DATA PROVIDED |

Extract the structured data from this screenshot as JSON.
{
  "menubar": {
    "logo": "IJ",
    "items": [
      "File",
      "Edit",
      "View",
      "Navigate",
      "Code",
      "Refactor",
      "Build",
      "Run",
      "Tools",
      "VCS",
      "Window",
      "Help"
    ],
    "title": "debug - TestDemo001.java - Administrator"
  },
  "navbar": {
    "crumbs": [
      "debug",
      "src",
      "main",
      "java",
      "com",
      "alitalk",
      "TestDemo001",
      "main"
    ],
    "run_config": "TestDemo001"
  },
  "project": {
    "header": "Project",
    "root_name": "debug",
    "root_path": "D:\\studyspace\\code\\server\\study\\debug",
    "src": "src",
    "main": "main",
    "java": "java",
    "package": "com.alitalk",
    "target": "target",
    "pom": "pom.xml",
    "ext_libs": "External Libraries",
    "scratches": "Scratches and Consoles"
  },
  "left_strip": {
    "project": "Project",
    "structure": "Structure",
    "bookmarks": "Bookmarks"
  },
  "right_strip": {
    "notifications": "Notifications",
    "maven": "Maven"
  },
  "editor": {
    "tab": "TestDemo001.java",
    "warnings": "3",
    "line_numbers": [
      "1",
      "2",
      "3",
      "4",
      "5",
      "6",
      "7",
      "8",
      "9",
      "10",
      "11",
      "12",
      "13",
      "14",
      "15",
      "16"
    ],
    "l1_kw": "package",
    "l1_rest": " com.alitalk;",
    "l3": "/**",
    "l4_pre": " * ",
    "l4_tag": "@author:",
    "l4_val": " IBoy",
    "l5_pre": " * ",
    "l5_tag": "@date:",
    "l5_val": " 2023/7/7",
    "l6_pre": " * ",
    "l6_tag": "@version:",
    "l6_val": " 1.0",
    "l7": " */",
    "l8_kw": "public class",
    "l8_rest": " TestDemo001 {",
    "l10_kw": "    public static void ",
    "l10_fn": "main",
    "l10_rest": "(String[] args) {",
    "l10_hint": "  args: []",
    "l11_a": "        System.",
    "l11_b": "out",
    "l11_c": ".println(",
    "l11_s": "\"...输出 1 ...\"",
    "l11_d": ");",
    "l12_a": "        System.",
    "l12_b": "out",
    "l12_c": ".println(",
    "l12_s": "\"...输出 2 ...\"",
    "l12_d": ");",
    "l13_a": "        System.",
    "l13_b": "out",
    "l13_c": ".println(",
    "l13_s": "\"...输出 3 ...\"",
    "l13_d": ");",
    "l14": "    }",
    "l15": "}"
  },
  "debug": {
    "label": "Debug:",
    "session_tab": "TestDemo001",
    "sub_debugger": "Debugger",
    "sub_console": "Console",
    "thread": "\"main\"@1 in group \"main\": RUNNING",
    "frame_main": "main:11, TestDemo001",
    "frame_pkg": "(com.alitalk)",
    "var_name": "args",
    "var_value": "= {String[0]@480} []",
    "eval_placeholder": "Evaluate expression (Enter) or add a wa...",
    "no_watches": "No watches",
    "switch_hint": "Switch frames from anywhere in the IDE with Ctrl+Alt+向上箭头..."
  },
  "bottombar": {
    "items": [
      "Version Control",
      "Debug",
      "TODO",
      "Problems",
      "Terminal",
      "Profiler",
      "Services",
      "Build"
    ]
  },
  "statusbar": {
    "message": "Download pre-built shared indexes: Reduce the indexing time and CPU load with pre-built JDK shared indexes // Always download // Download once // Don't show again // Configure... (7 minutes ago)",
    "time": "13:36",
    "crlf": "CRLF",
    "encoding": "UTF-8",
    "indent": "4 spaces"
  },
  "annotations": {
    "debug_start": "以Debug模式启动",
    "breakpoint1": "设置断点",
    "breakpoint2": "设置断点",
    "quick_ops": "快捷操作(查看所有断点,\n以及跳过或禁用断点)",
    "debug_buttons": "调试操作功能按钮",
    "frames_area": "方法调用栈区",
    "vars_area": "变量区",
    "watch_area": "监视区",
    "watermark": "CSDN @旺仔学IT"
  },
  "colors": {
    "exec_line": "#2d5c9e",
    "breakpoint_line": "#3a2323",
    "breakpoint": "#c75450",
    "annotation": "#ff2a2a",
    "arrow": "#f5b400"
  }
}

WRITTEN REQUEST |
Copy whichever lines in the listing above contain the word "alitalk".

RESPONSE |
      "alitalk",
    "package": "com.alitalk",
    "l1_rest": " com.alitalk;",
    "frame_pkg": "(com.alitalk)",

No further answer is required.